[START]
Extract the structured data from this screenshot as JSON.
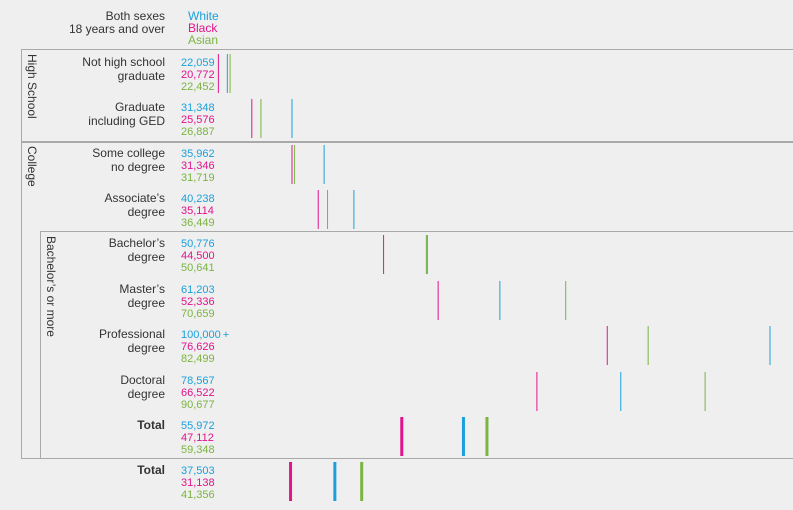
{
  "header": {
    "label_line1": "Both sexes",
    "label_line2": "18 years and over"
  },
  "legend": {
    "white": "White",
    "black": "Black",
    "asian": "Asian"
  },
  "colors": {
    "white": "#1aa0dc",
    "black": "#e0148c",
    "asian": "#7ab441"
  },
  "groups": {
    "high_school": "High School",
    "college": "College",
    "bachelors": "Bachelor’s or more"
  },
  "chart_data": {
    "type": "dot-strip",
    "title": "",
    "series": [
      "White",
      "Black",
      "Asian"
    ],
    "xlim": [
      20000,
      100000
    ],
    "rows": [
      {
        "line1": "Not high school",
        "line2": "graduate",
        "white": "22,059",
        "black": "20,772",
        "asian": "22,452",
        "values": [
          22059,
          20772,
          22452
        ]
      },
      {
        "line1": "Graduate",
        "line2": "including GED",
        "white": "31,348",
        "black": "25,576",
        "asian": "26,887",
        "values": [
          31348,
          25576,
          26887
        ]
      },
      {
        "line1": "Some college",
        "line2": "no degree",
        "white": "35,962",
        "black": "31,346",
        "asian": "31,719",
        "values": [
          35962,
          31346,
          31719
        ]
      },
      {
        "line1": "Associate’s",
        "line2": "degree",
        "white": "40,238",
        "black": "35,114",
        "asian": "36,449",
        "values": [
          40238,
          35114,
          36449
        ]
      },
      {
        "line1": "Bachelor’s",
        "line2": "degree",
        "white": "50,776",
        "black": "44,500",
        "asian": "50,641",
        "values": [
          50776,
          44500,
          50641
        ]
      },
      {
        "line1": "Master’s",
        "line2": "degree",
        "white": "61,203",
        "black": "52,336",
        "asian": "70,659",
        "values": [
          61203,
          52336,
          70659
        ]
      },
      {
        "line1": "Professional",
        "line2": "degree",
        "white": "100,000",
        "white_suffix": "+",
        "black": "76,626",
        "asian": "82,499",
        "values": [
          100000,
          76626,
          82499
        ]
      },
      {
        "line1": "Doctoral",
        "line2": "degree",
        "white": "78,567",
        "black": "66,522",
        "asian": "90,677",
        "values": [
          78567,
          66522,
          90677
        ]
      },
      {
        "line1": "Total",
        "line2": "",
        "bold": true,
        "white": "55,972",
        "black": "47,112",
        "asian": "59,348",
        "values": [
          55972,
          47112,
          59348
        ]
      },
      {
        "line1": "Total",
        "line2": "",
        "bold": true,
        "white": "37,503",
        "black": "31,138",
        "asian": "41,356",
        "values": [
          37503,
          31138,
          41356
        ]
      }
    ]
  }
}
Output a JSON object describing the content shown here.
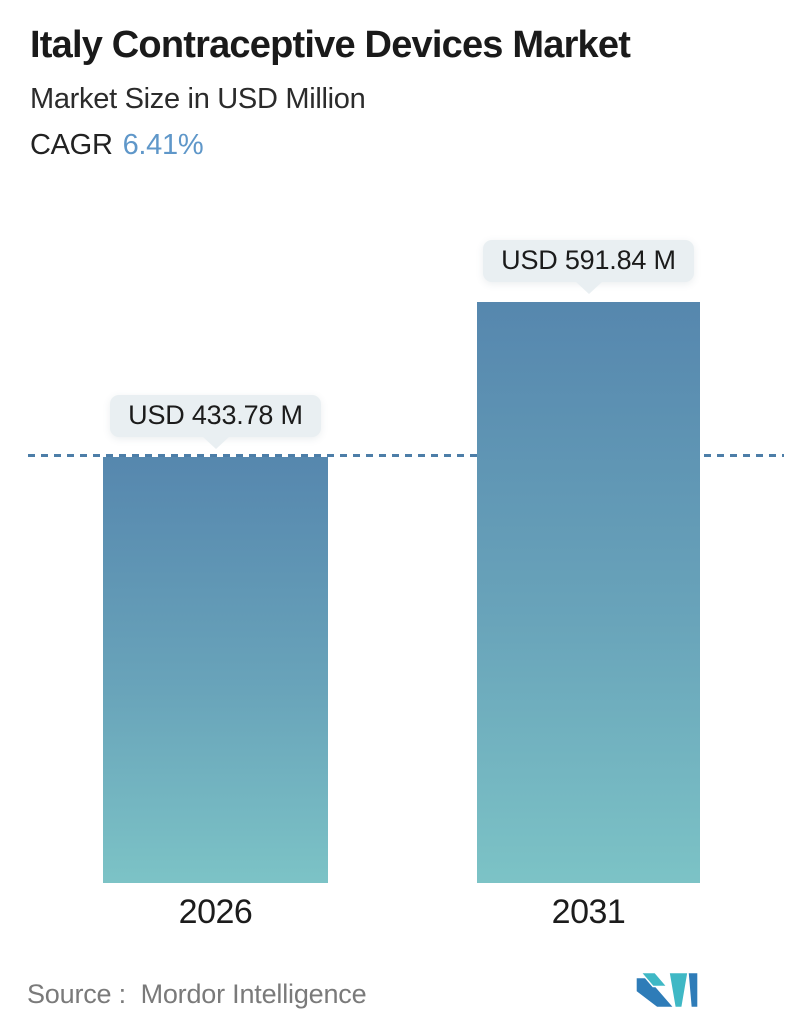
{
  "header": {
    "title": "Italy Contraceptive Devices Market",
    "subtitle": "Market Size in USD Million",
    "cagr_label": "CAGR",
    "cagr_value": "6.41%"
  },
  "chart_data": {
    "type": "bar",
    "title": "Italy Contraceptive Devices Market",
    "ylabel": "Market Size in USD Million",
    "xlabel": "",
    "unit": "USD Million",
    "cagr_percent": 6.41,
    "categories": [
      "2026",
      "2031"
    ],
    "values": [
      433.78,
      591.84
    ],
    "value_labels": [
      "USD 433.78 M",
      "USD 591.84 M"
    ],
    "reference_line": {
      "style": "dashed",
      "at_value": 433.78,
      "color": "#4d7ea8"
    },
    "axes_visible": false,
    "grid": false,
    "legend": false,
    "bar_gradient_top": "#5687ae",
    "bar_gradient_bottom": "#7cc3c6",
    "tooltip_background": "#e9eff2"
  },
  "footer": {
    "source_prefix": "Source :",
    "source_name": "Mordor Intelligence",
    "logo_name": "mordor-intelligence-logo",
    "logo_blue": "#2e7cb8",
    "logo_teal": "#3fb8c5"
  },
  "colors": {
    "accent_blue_text": "#5f97c9",
    "dark_text": "#1a1a1a",
    "muted_text": "#7a7a7a",
    "background": "#ffffff"
  }
}
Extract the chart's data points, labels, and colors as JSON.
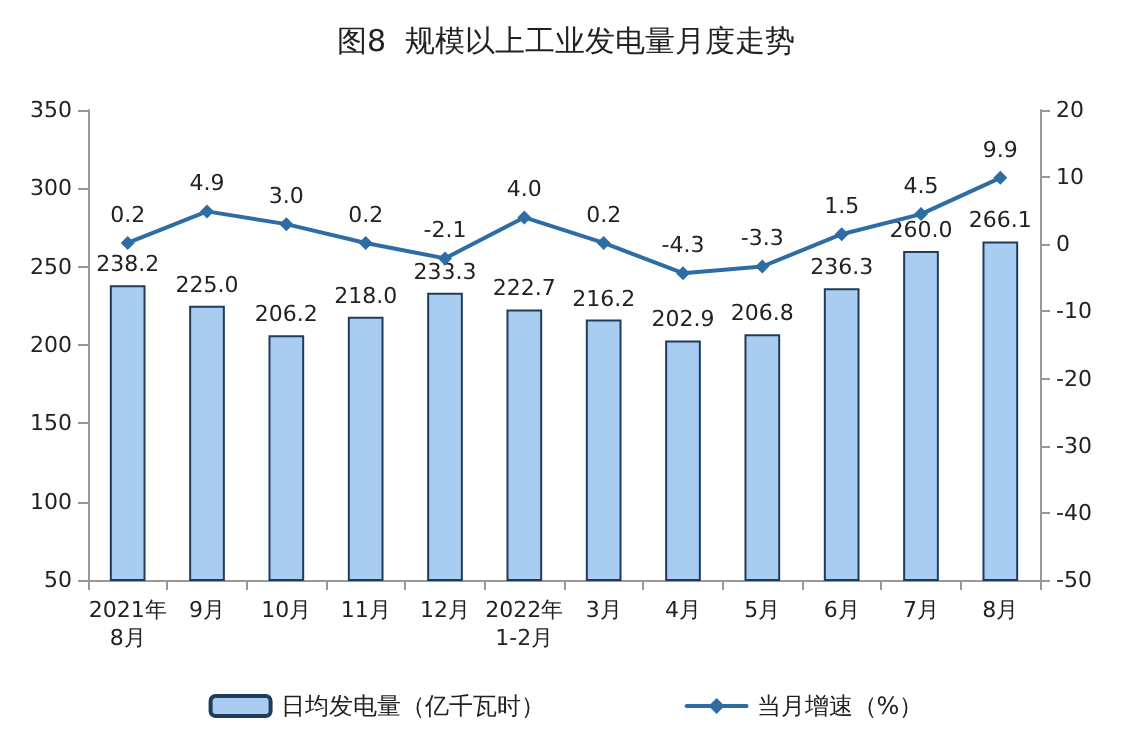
{
  "chart_data": {
    "type": "bar",
    "title": "图8  规模以上工业发电量月度走势",
    "categories": [
      "2021年\n8月",
      "9月",
      "10月",
      "11月",
      "12月",
      "2022年\n1-2月",
      "3月",
      "4月",
      "5月",
      "6月",
      "7月",
      "8月"
    ],
    "series": [
      {
        "name": "日均发电量（亿千瓦时）",
        "color": "#a9cdf0",
        "values": [
          238.2,
          225.0,
          206.2,
          218.0,
          233.3,
          222.7,
          216.2,
          202.9,
          206.8,
          236.3,
          260.0,
          266.1
        ],
        "value_labels": [
          "238.2",
          "225.0",
          "206.2",
          "218.0",
          "233.3",
          "222.7",
          "216.2",
          "202.9",
          "206.8",
          "236.3",
          "260.0",
          "266.1"
        ]
      },
      {
        "name": "当月增速（%）",
        "type": "line",
        "axis": "y2",
        "color": "#2e6da4",
        "marker": "diamond",
        "values": [
          0.2,
          4.9,
          3.0,
          0.2,
          -2.1,
          4.0,
          0.2,
          -4.3,
          -3.3,
          1.5,
          4.5,
          9.9
        ],
        "value_labels": [
          "0.2",
          "4.9",
          "3.0",
          "0.2",
          "-2.1",
          "4.0",
          "0.2",
          "-4.3",
          "-3.3",
          "1.5",
          "4.5",
          "9.9"
        ]
      }
    ],
    "ylim": [
      50,
      350
    ],
    "yticks": [
      50,
      100,
      150,
      200,
      250,
      300,
      350
    ],
    "y2lim": [
      -50,
      20
    ],
    "y2ticks": [
      -50,
      -40,
      -30,
      -20,
      -10,
      0,
      10,
      20
    ],
    "legend": "bottom"
  }
}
[END]
» Exercise instructions
The listing above needs to be output again exactly. Don't include the pictures.

» Output of the exercise
Extract the structured data from this screenshot as JSON.
{
  "header": {
    "label_line1": "Both sexes",
    "label_line2": "18 years and over"
  },
  "legend": {
    "white": "White",
    "black": "Black",
    "asian": "Asian"
  },
  "colors": {
    "white": "#1aa0dc",
    "black": "#e0148c",
    "asian": "#7ab441"
  },
  "groups": {
    "high_school": "High School",
    "college": "College",
    "bachelors": "Bachelor’s or more"
  },
  "chart_data": {
    "type": "dot-strip",
    "title": "",
    "series": [
      "White",
      "Black",
      "Asian"
    ],
    "xlim": [
      20000,
      100000
    ],
    "rows": [
      {
        "line1": "Not high school",
        "line2": "graduate",
        "white": "22,059",
        "black": "20,772",
        "asian": "22,452",
        "values": [
          22059,
          20772,
          22452
        ]
      },
      {
        "line1": "Graduate",
        "line2": "including GED",
        "white": "31,348",
        "black": "25,576",
        "asian": "26,887",
        "values": [
          31348,
          25576,
          26887
        ]
      },
      {
        "line1": "Some college",
        "line2": "no degree",
        "white": "35,962",
        "black": "31,346",
        "asian": "31,719",
        "values": [
          35962,
          31346,
          31719
        ]
      },
      {
        "line1": "Associate’s",
        "line2": "degree",
        "white": "40,238",
        "black": "35,114",
        "asian": "36,449",
        "values": [
          40238,
          35114,
          36449
        ]
      },
      {
        "line1": "Bachelor’s",
        "line2": "degree",
        "white": "50,776",
        "black": "44,500",
        "asian": "50,641",
        "values": [
          50776,
          44500,
          50641
        ]
      },
      {
        "line1": "Master’s",
        "line2": "degree",
        "white": "61,203",
        "black": "52,336",
        "asian": "70,659",
        "values": [
          61203,
          52336,
          70659
        ]
      },
      {
        "line1": "Professional",
        "line2": "degree",
        "white": "100,000",
        "white_suffix": "+",
        "black": "76,626",
        "asian": "82,499",
        "values": [
          100000,
          76626,
          82499
        ]
      },
      {
        "line1": "Doctoral",
        "line2": "degree",
        "white": "78,567",
        "black": "66,522",
        "asian": "90,677",
        "values": [
          78567,
          66522,
          90677
        ]
      },
      {
        "line1": "Total",
        "line2": "",
        "bold": true,
        "white": "55,972",
        "black": "47,112",
        "asian": "59,348",
        "values": [
          55972,
          47112,
          59348
        ]
      },
      {
        "line1": "Total",
        "line2": "",
        "bold": true,
        "white": "37,503",
        "black": "31,138",
        "asian": "41,356",
        "values": [
          37503,
          31138,
          41356
        ]
      }
    ]
  }
}
Output a JSON object describing the content shown here.
{
  "header": {
    "title": "Italy Contraceptive Devices Market",
    "subtitle": "Market Size in USD Million",
    "cagr_label": "CAGR",
    "cagr_value": "6.41%"
  },
  "chart_data": {
    "type": "bar",
    "title": "Italy Contraceptive Devices Market",
    "ylabel": "Market Size in USD Million",
    "xlabel": "",
    "unit": "USD Million",
    "cagr_percent": 6.41,
    "categories": [
      "2026",
      "2031"
    ],
    "values": [
      433.78,
      591.84
    ],
    "value_labels": [
      "USD 433.78 M",
      "USD 591.84 M"
    ],
    "reference_line": {
      "style": "dashed",
      "at_value": 433.78,
      "color": "#4d7ea8"
    },
    "axes_visible": false,
    "grid": false,
    "legend": false,
    "bar_gradient_top": "#5687ae",
    "bar_gradient_bottom": "#7cc3c6",
    "tooltip_background": "#e9eff2"
  },
  "footer": {
    "source_prefix": "Source :",
    "source_name": "Mordor Intelligence",
    "logo_name": "mordor-intelligence-logo",
    "logo_blue": "#2e7cb8",
    "logo_teal": "#3fb8c5"
  },
  "colors": {
    "accent_blue_text": "#5f97c9",
    "dark_text": "#1a1a1a",
    "muted_text": "#7a7a7a",
    "background": "#ffffff"
  }
}
Extract the chart's data points, labels, and colors as JSON.
{
  "chart_data": {
    "type": "bar",
    "title": "图8  规模以上工业发电量月度走势",
    "categories": [
      "2021年\n8月",
      "9月",
      "10月",
      "11月",
      "12月",
      "2022年\n1-2月",
      "3月",
      "4月",
      "5月",
      "6月",
      "7月",
      "8月"
    ],
    "series": [
      {
        "name": "日均发电量（亿千瓦时）",
        "color": "#a9cdf0",
        "values": [
          238.2,
          225.0,
          206.2,
          218.0,
          233.3,
          222.7,
          216.2,
          202.9,
          206.8,
          236.3,
          260.0,
          266.1
        ],
        "value_labels": [
          "238.2",
          "225.0",
          "206.2",
          "218.0",
          "233.3",
          "222.7",
          "216.2",
          "202.9",
          "206.8",
          "236.3",
          "260.0",
          "266.1"
        ]
      },
      {
        "name": "当月增速（%）",
        "type": "line",
        "axis": "y2",
        "color": "#2e6da4",
        "marker": "diamond",
        "values": [
          0.2,
          4.9,
          3.0,
          0.2,
          -2.1,
          4.0,
          0.2,
          -4.3,
          -3.3,
          1.5,
          4.5,
          9.9
        ],
        "value_labels": [
          "0.2",
          "4.9",
          "3.0",
          "0.2",
          "-2.1",
          "4.0",
          "0.2",
          "-4.3",
          "-3.3",
          "1.5",
          "4.5",
          "9.9"
        ]
      }
    ],
    "ylim": [
      50,
      350
    ],
    "yticks": [
      50,
      100,
      150,
      200,
      250,
      300,
      350
    ],
    "y2lim": [
      -50,
      20
    ],
    "y2ticks": [
      -50,
      -40,
      -30,
      -20,
      -10,
      0,
      10,
      20
    ],
    "legend": "bottom"
  }
}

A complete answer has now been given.